Given exercise: Make a tally of the lines in the records that include the string "legend", and give only that number.

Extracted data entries
**********

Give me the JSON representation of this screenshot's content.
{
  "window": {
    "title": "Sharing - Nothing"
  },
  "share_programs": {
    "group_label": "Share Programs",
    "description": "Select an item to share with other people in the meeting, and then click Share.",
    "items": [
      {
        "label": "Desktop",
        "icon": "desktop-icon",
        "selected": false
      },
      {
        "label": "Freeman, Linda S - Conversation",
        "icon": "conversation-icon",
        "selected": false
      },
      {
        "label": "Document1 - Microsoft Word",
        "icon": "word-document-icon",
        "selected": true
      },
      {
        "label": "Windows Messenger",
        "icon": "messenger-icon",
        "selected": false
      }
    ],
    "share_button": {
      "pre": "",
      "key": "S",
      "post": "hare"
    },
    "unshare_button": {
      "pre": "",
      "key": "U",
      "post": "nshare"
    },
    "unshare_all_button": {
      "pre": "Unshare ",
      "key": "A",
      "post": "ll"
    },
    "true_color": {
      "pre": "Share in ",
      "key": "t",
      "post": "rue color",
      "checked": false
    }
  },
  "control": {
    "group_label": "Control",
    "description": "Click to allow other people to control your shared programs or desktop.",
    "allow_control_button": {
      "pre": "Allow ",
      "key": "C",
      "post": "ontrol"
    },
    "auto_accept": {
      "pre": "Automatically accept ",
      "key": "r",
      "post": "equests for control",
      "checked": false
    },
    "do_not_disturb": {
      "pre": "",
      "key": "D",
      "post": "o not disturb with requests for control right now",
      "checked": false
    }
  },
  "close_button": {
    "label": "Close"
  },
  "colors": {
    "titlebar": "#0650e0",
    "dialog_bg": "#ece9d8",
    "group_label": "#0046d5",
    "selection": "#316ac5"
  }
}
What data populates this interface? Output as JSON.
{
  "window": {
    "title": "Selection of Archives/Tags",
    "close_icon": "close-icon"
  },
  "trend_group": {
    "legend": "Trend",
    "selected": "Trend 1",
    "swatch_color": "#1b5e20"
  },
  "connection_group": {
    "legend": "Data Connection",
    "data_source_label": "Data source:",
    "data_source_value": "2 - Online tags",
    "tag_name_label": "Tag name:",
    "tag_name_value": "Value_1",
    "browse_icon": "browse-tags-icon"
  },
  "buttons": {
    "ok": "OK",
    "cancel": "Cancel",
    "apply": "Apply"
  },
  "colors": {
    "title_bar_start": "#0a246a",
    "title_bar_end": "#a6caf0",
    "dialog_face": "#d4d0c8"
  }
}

**********

Output for this exercise: 2